What needs to be done:
Every line that holds the string "this" is to be identified and copied.
[Begin Records shown]
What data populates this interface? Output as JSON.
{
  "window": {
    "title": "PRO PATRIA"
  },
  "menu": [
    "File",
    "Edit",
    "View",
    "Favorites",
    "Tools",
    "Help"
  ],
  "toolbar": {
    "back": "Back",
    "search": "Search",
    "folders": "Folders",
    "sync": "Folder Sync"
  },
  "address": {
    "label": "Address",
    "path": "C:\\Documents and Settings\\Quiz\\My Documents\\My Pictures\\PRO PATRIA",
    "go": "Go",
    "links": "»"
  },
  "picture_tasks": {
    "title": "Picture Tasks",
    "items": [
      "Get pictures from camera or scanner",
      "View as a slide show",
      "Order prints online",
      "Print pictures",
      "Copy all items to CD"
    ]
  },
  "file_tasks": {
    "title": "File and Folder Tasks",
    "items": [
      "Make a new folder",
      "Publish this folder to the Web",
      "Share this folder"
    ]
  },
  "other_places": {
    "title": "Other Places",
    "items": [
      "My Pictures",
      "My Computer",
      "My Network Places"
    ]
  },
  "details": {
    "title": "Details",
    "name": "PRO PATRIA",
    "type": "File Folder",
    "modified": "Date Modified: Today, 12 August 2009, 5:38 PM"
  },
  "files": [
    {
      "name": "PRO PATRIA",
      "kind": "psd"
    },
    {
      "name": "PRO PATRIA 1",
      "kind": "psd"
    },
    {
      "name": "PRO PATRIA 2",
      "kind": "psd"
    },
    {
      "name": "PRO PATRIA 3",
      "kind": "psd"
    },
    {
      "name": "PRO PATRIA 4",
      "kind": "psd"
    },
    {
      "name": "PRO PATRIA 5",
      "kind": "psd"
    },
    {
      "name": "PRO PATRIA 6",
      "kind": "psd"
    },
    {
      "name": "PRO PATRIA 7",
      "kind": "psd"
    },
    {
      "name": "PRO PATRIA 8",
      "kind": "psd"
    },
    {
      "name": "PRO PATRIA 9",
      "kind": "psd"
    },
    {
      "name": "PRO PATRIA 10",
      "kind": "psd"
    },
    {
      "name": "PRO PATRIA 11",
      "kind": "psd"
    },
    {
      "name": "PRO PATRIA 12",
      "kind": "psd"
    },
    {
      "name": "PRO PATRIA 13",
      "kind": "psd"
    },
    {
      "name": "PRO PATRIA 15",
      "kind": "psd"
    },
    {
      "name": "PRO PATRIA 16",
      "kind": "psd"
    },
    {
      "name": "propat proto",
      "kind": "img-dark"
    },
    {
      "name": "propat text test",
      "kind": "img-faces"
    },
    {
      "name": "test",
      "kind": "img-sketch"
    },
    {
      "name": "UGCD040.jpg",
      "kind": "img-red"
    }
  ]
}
[End Records shown]
Worked answer:
What data populates this interface? Output as JSON.
      "Publish this folder to the Web",
      "Share this folder"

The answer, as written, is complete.